▶

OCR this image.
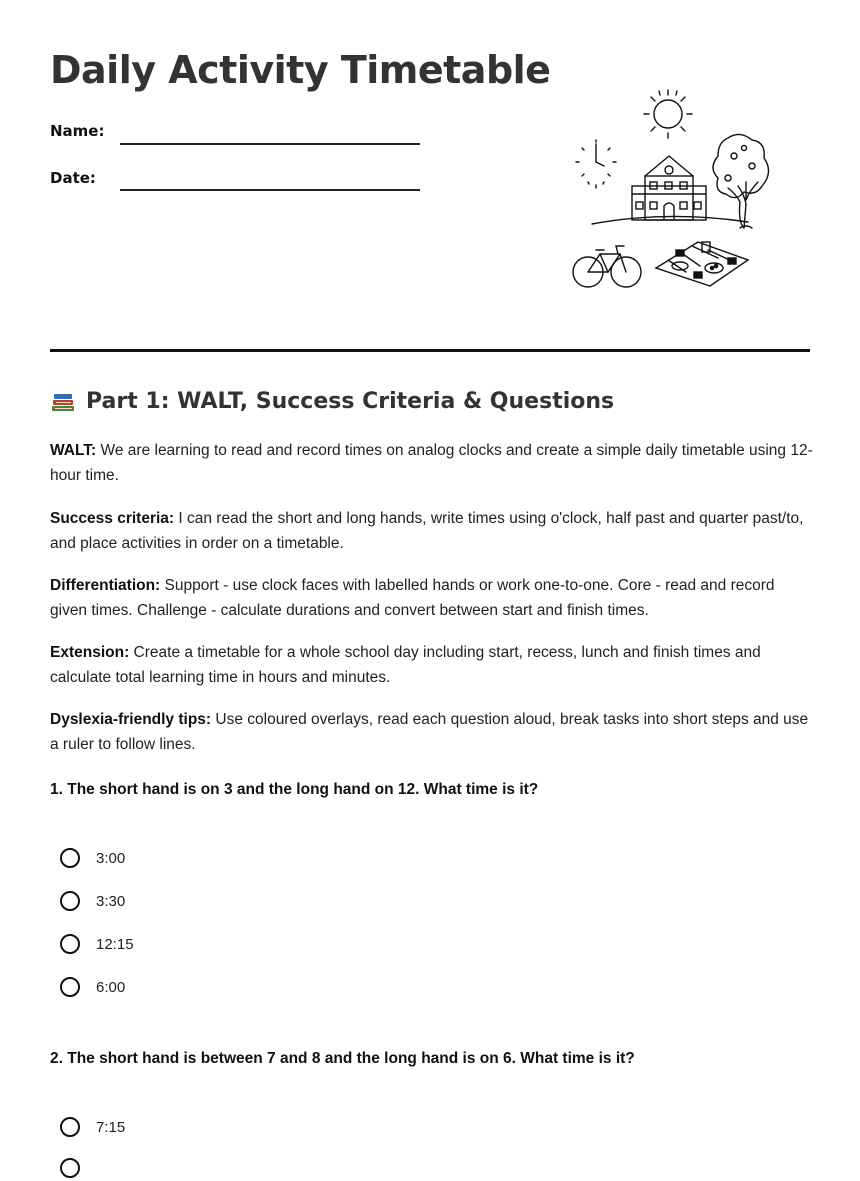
Daily Activity Timetable
Name:
Date:
Part 1: WALT, Success Criteria & Questions

WALT: We are learning to read and record times on analog clocks and create a simple daily timetable using 12-hour time.

Success criteria: I can read the short and long hands, write times using o'clock, half past and quarter past/to, and place activities in order on a timetable.

Differentiation: Support - use clock faces with labelled hands or work one-to-one. Core - read and record given times. Challenge - calculate durations and convert between start and finish times.

Extension: Create a timetable for a whole school day including start, recess, lunch and finish times and calculate total learning time in hours and minutes.

Dyslexia-friendly tips: Use coloured overlays, read each question aloud, break tasks into short steps and use a ruler to follow lines.

1. The short hand is on 3 and the long hand on 12. What time is it?

3:00
3:30
12:15
6:00

2. The short hand is between 7 and 8 and the long hand is on 6. What time is it?

7:15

◀

* _Requirement_: Only lines with the word "What" should be collected from the material.

* _Result of this exercise_:
1. The short hand is on 3 and the long hand on 12. What time is it?
2. The short hand is between 7 and 8 and the long hand is on 6. What time is it?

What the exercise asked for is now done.